## TASK TO CARRY OUT
Your answer is a single number: the count of lines that contain the string "lượng".

## RECORD EXCERPTS
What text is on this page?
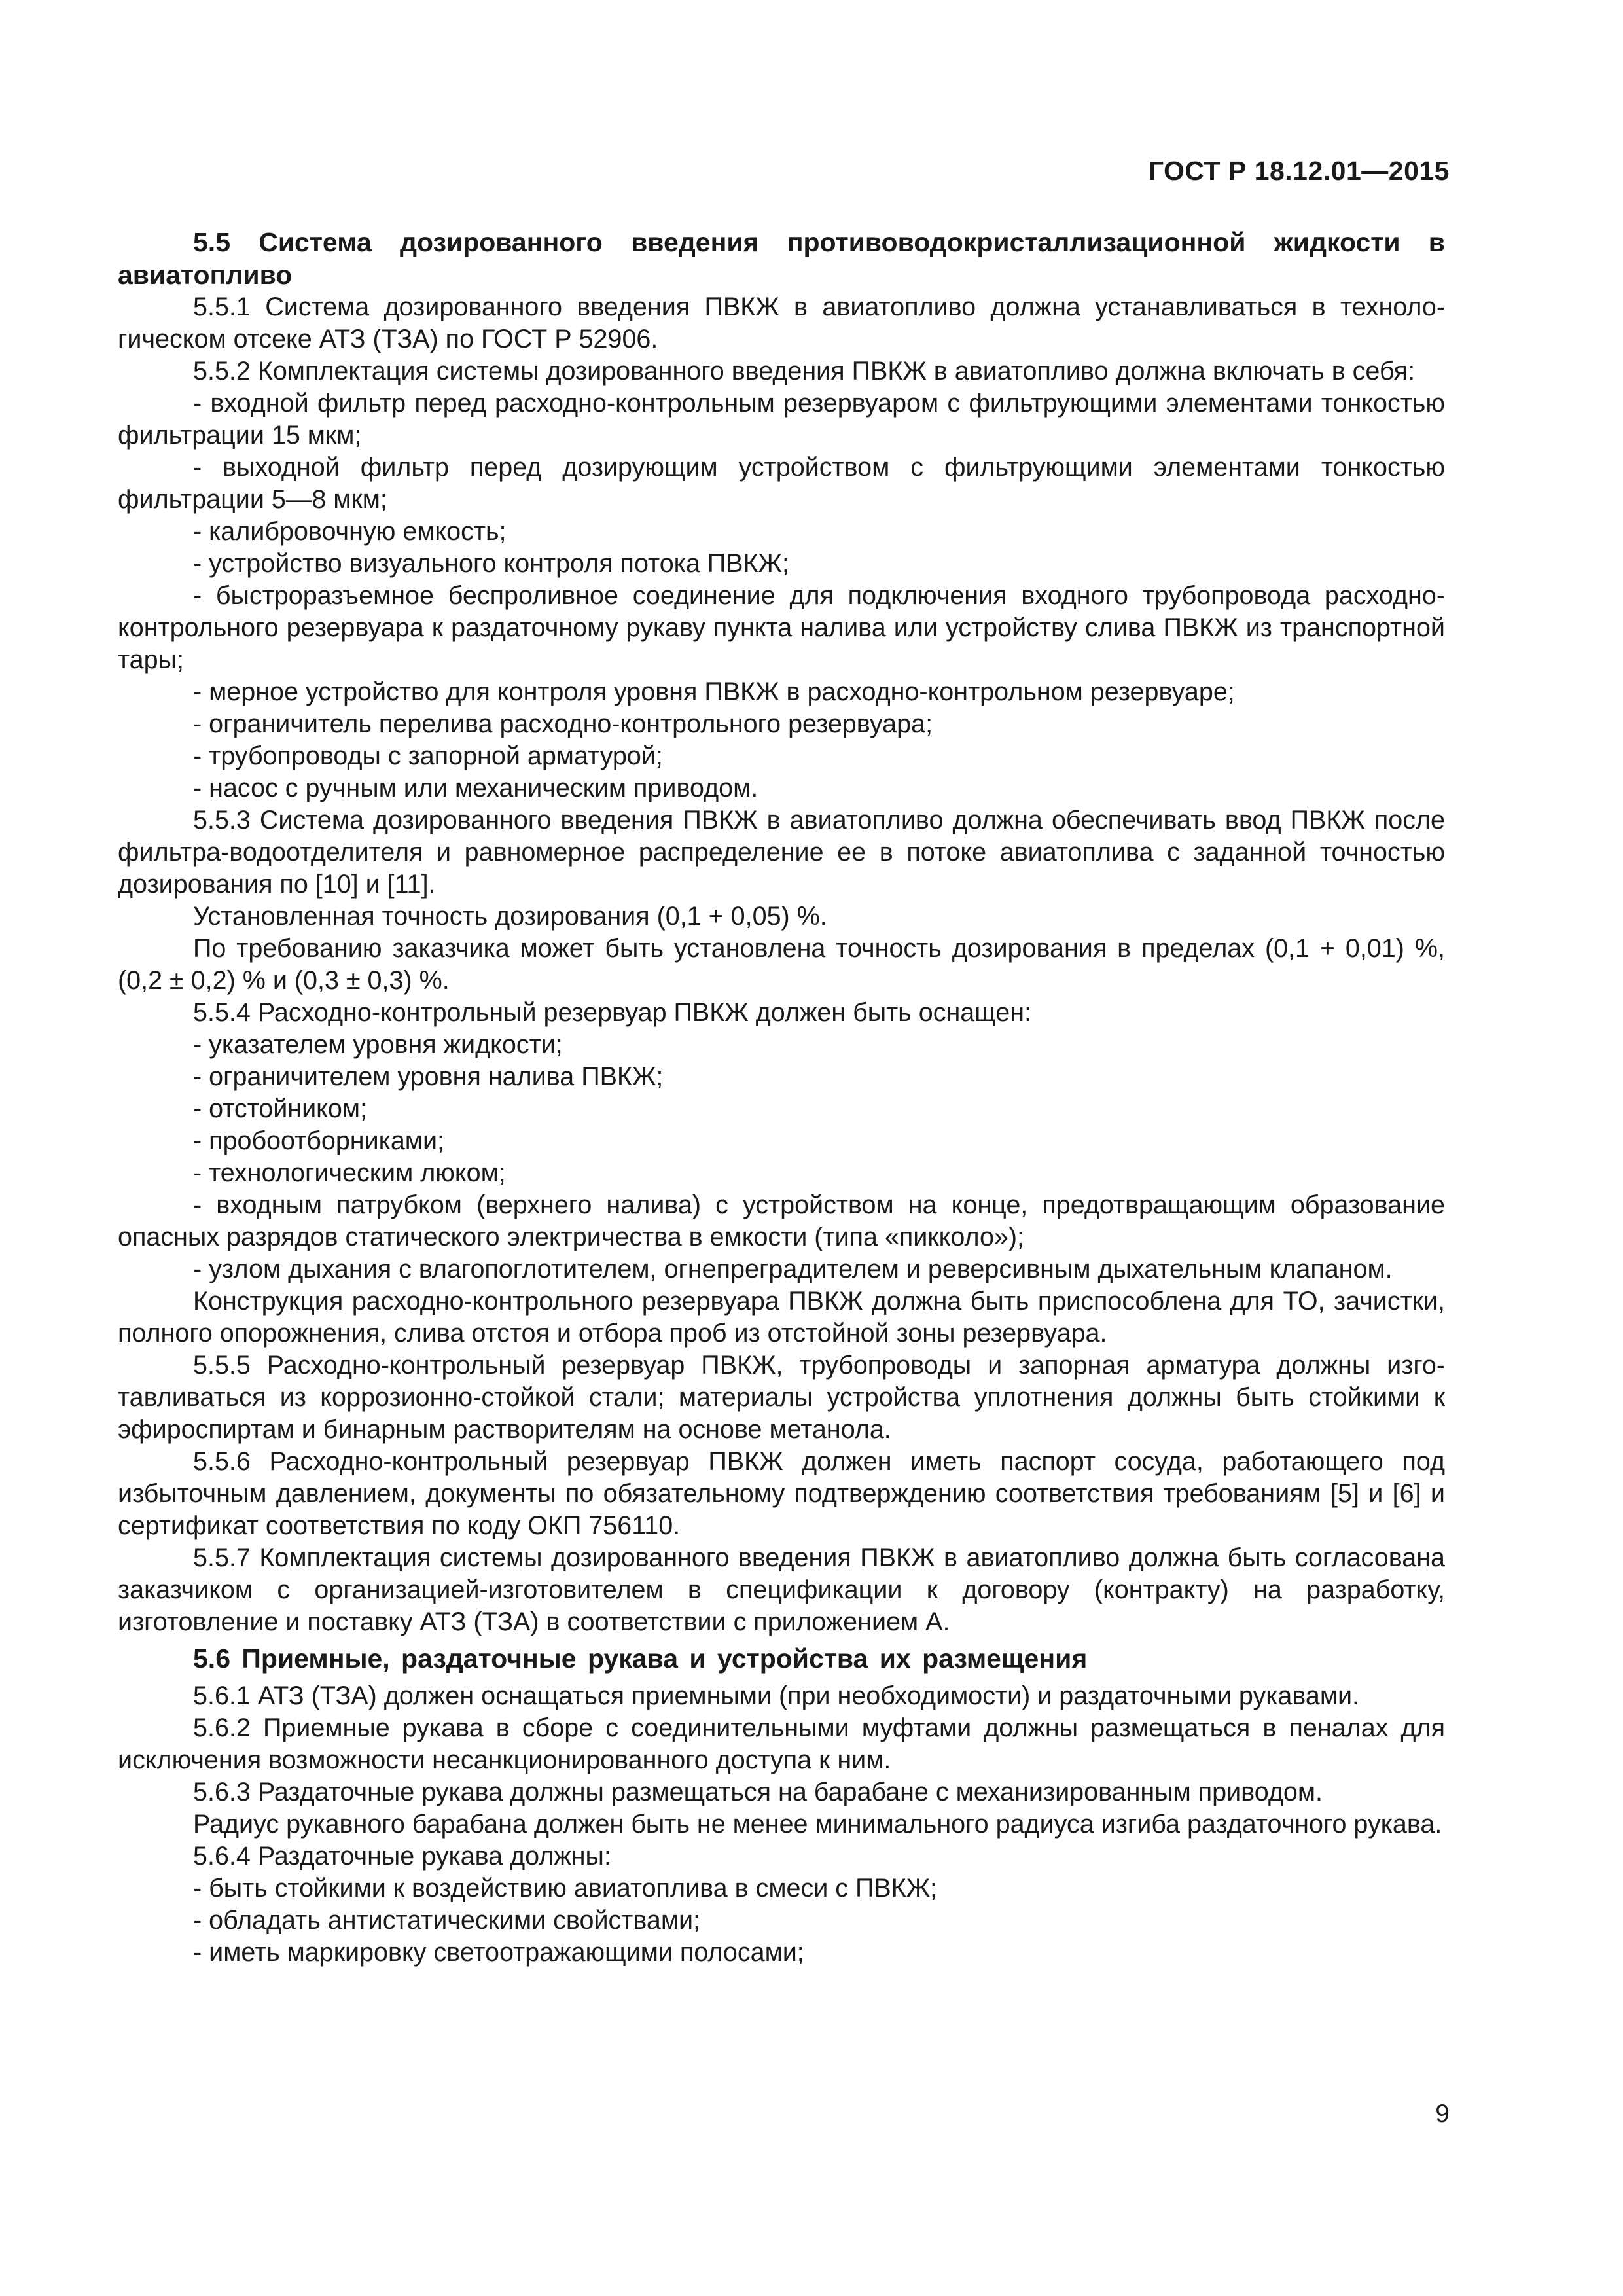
ГОСТ Р 18.12.01—2015
5.5 Система дозированного введения противоводокристаллизационной жидкости в авиатопливо

5.5.1 Система дозированного введения ПВКЖ в авиатопливо должна устанавливаться в технологическом отсеке АТЗ (ТЗА) по ГОСТ Р 52906.

5.5.2 Комплектация системы дозированного введения ПВКЖ в авиатопливо должна включать в себя:

- входной фильтр перед расходно-контрольным резервуаром с фильтрующими элементами тонкостью фильтрации 15 мкм;

- выходной фильтр перед дозирующим устройством с фильтрующими элементами тонкостью фильтрации 5—8 мкм;

- калибровочную емкость;

- устройство визуального контроля потока ПВКЖ;

- быстроразъемное беспроливное соединение для подключения входного трубопровода расходно-контрольного резервуара к раздаточному рукаву пункта налива или устройству слива ПВКЖ из транспортной тары;

- мерное устройство для контроля уровня ПВКЖ в расходно-контрольном резервуаре;

- ограничитель перелива расходно-контрольного резервуара;

- трубопроводы с запорной арматурой;

- насос с ручным или механическим приводом.

5.5.3 Система дозированного введения ПВКЖ в авиатопливо должна обеспечивать ввод ПВКЖ после фильтра-водоотделителя и равномерное распределение ее в потоке авиатоплива с заданной точностью дозирования по [10] и [11].

Установленная точность дозирования (0,1 + 0,05) %.

По требованию заказчика может быть установлена точность дозирования в пределах (0,1 + 0,01) %, (0,2 ± 0,2) % и (0,3 ± 0,3) %.

5.5.4 Расходно-контрольный резервуар ПВКЖ должен быть оснащен:

- указателем уровня жидкости;

- ограничителем уровня налива ПВКЖ;

- отстойником;

- пробоотборниками;

- технологическим люком;

- входным патрубком (верхнего налива) с устройством на конце, предотвращающим образование опасных разрядов статического электричества в емкости (типа «пикколо»);

- узлом дыхания с влагопоглотителем, огнепреградителем и реверсивным дыхательным клапаном.

Конструкция расходно-контрольного резервуара ПВКЖ должна быть приспособлена для ТО, зачистки, полного опорожнения, слива отстоя и отбора проб из отстойной зоны резервуара.

5.5.5 Расходно-контрольный резервуар ПВКЖ, трубопроводы и запорная арматура должны изготавливаться из коррозионно-стойкой стали; материалы устройства уплотнения должны быть стойкими к эфироспиртам и бинарным растворителям на основе метанола.

5.5.6 Расходно-контрольный резервуар ПВКЖ должен иметь паспорт сосуда, работающего под избыточным давлением, документы по обязательному подтверждению соответствия требованиям [5] и [6] и сертификат соответствия по коду ОКП 756110.

5.5.7 Комплектация системы дозированного введения ПВКЖ в авиатопливо должна быть согласована заказчиком с организацией-изготовителем в спецификации к договору (контракту) на разработку, изготовление и поставку АТЗ (ТЗА) в соответствии с приложением А.

5.6 Приемные, раздаточные рукава и устройства их размещения

5.6.1 АТЗ (ТЗА) должен оснащаться приемными (при необходимости) и раздаточными рукавами.

5.6.2 Приемные рукава в сборе с соединительными муфтами должны размещаться в пеналах для исключения возможности несанкционированного доступа к ним.

5.6.3 Раздаточные рукава должны размещаться на барабане с механизированным приводом.

Радиус рукавного барабана должен быть не менее минимального радиуса изгиба раздаточного рукава.

5.6.4 Раздаточные рукава должны:

- быть стойкими к воздействию авиатоплива в смеси с ПВКЖ;

- обладать антистатическими свойствами;

- иметь маркировку светоотражающими полосами;

9
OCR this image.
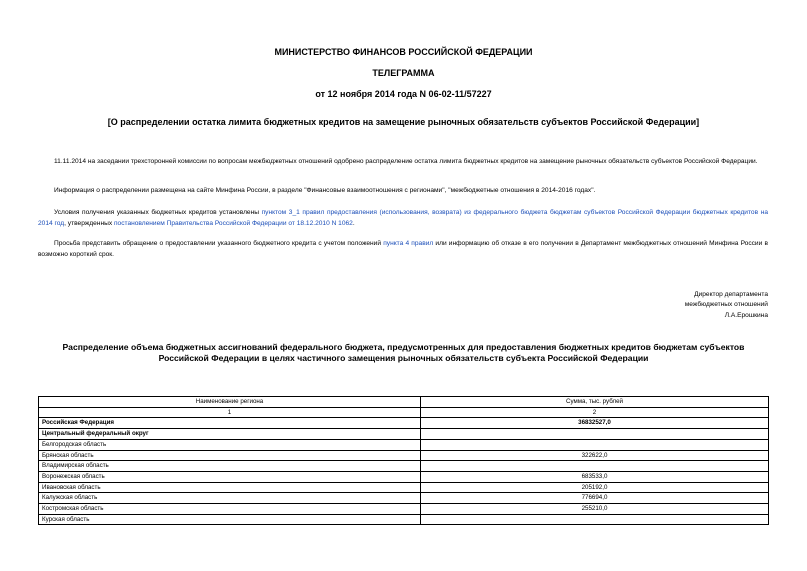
МИНИСТЕРСТВО ФИНАНСОВ РОССИЙСКОЙ ФЕДЕРАЦИИ
ТЕЛЕГРАММА
от 12 ноября 2014 года N 06-02-11/57227
[О распределении остатка лимита бюджетных кредитов на замещение рыночных обязательств субъектов Российской Федерации]
11.11.2014 на заседании трехсторонней комиссии по вопросам межбюджетных отношений одобрено распределение остатка лимита бюджетных кредитов на замещение рыночных обязательств субъектов Российской Федерации.
Информация о распределении размещена на сайте Минфина России, в разделе "Финансовые взаимоотношения с регионами", "межбюджетные отношения в 2014-2016 годах".
Условия получения указанных бюджетных кредитов установлены пунктом 3_1 правил предоставления (использования, возврата) из федерального бюджета бюджетам субъектов Российской Федерации бюджетных кредитов на 2014 год, утвержденных постановлением Правительства Российской Федерации от 18.12.2010 N 1062.
Просьба представить обращение о предоставлении указанного бюджетного кредита с учетом положений пункта 4 правил или информацию об отказе в его получении в Департамент межбюджетных отношений Минфина России в возможно короткий срок.
Директор департамента
межбюджетных отношений
Л.А.Ерошкина
Распределение объема бюджетных ассигнований федерального бюджета, предусмотренных для предоставления бюджетных кредитов бюджетам субъектов Российской Федерации в целях частичного замещения рыночных обязательств субъекта Российской Федерации
Наименование региона	Сумма, тыс. рублей
1	2
Российская Федерация	36832527,0
Центральный федеральный округ	
Белгородская область	
Брянская область	322622,0
Владимирская область	
Воронежская область	683533,0
Ивановская область	205192,0
Калужская область	776694,0
Костромская область	255210,0
Курская область	
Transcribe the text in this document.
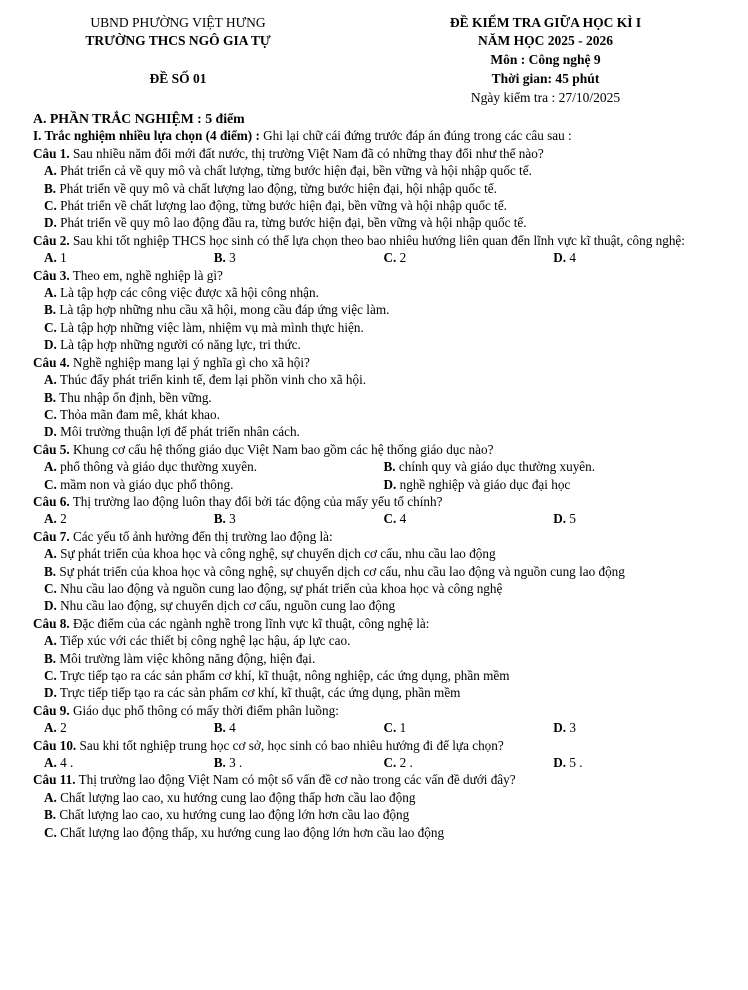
UBND PHƯỜNG VIỆT HƯNG
TRƯỜNG THCS NGÔ GIA TỰ
ĐỀ SỐ 01
ĐỀ KIỂM TRA GIỮA HỌC KÌ I
NĂM HỌC 2025 - 2026
Môn : Công nghệ 9
Thời gian: 45 phút
Ngày kiểm tra : 27/10/2025
A. PHẦN TRẮC NGHIỆM : 5 điểm
I. Trắc nghiệm nhiều lựa chọn (4 điểm) : Ghi lại chữ cái đứng trước đáp án đúng trong các câu sau :
Câu 1. Sau nhiều năm đổi mới đất nước, thị trường Việt Nam đã có những thay đổi như thế nào?
A. Phát triển cả về quy mô và chất lượng, từng bước hiện đại, bền vững và hội nhập quốc tế.
B. Phát triển về quy mô và chất lượng lao động, từng bước hiện đại, hội nhập quốc tế.
C. Phát triển về chất lượng lao động, từng bước hiện đại, bền vững và hội nhập quốc tế.
D. Phát triển về quy mô lao động đầu ra, từng bước hiện đại, bền vững và hội nhập quốc tế.
Câu 2. Sau khi tốt nghiệp THCS học sinh có thể lựa chọn theo bao nhiêu hướng liên quan đến lĩnh vực kĩ thuật, công nghệ:
A. 1	B. 3	C. 2	D. 4
Câu 3. Theo em, nghề nghiệp là gì?
A. Là tập hợp các công việc được xã hội công nhận.
B. Là tập hợp những nhu cầu xã hội, mong cầu đáp ứng việc làm.
C. Là tập hợp những việc làm, nhiệm vụ mà mình thực hiện.
D. Là tập hợp những người có năng lực, tri thức.
Câu 4. Nghề nghiệp mang lại ý nghĩa gì cho xã hội?
A. Thúc đẩy phát triển kinh tế, đem lại phồn vinh cho xã hội.
B. Thu nhập ổn định, bền vững.
C. Thỏa mãn đam mê, khát khao.
D. Môi trường thuận lợi để phát triển nhân cách.
Câu 5. Khung cơ cấu hệ thống giáo dục Việt Nam bao gồm các hệ thống giáo dục nào?
A. phổ thông và giáo dục thường xuyên.	B. chính quy và giáo dục thường xuyên.
C. mầm non và giáo dục phổ thông.	D. nghề nghiệp và giáo dục đại học
Câu 6. Thị trường lao động luôn thay đổi bởi tác động của mấy yếu tố chính?
A. 2	B. 3	C. 4	D. 5
Câu 7. Các yếu tố ảnh hưởng đến thị trường lao động là:
A. Sự phát triển của khoa học và công nghệ, sự chuyển dịch cơ cấu, nhu cầu lao động
B. Sự phát triển của khoa học và công nghệ, sự chuyển dịch cơ cấu, nhu cầu lao động và nguồn cung lao động
C. Nhu cầu lao động và nguồn cung lao động, sự phát triển của khoa học và công nghệ
D. Nhu cầu lao động, sự chuyển dịch cơ cấu, nguồn cung lao động
Câu 8. Đặc điểm của các ngành nghề trong lĩnh vực kĩ thuật, công nghệ là:
A. Tiếp xúc với các thiết bị công nghệ lạc hậu, áp lực cao.
B. Môi trường làm việc không năng động, hiện đại.
C. Trực tiếp tạo ra các sản phẩm cơ khí, kĩ thuật, nông nghiệp, các ứng dụng, phần mềm
D. Trực tiếp tiếp tạo ra các sản phẩm cơ khí, kĩ thuật, các ứng dụng, phần mềm
Câu 9. Giáo dục phổ thông có mấy thời điểm phân luồng:
A. 2	B. 4	C. 1	D. 3
Câu 10. Sau khi tốt nghiệp trung học cơ sở, học sinh có bao nhiêu hướng đi để lựa chọn?
A. 4 .	B. 3 .	C. 2 .	D. 5 .
Câu 11. Thị trường lao động Việt Nam có một số vấn đề cơ nào trong các vấn đề dưới đây?
A. Chất lượng lao cao, xu hướng cung lao động thấp hơn cầu lao động
B. Chất lượng lao cao, xu hướng cung lao động lớn hơn cầu lao động
C. Chất lượng lao động thấp, xu hướng cung lao động lớn hơn cầu lao động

## RESULT FOR THIS EXERCISE
6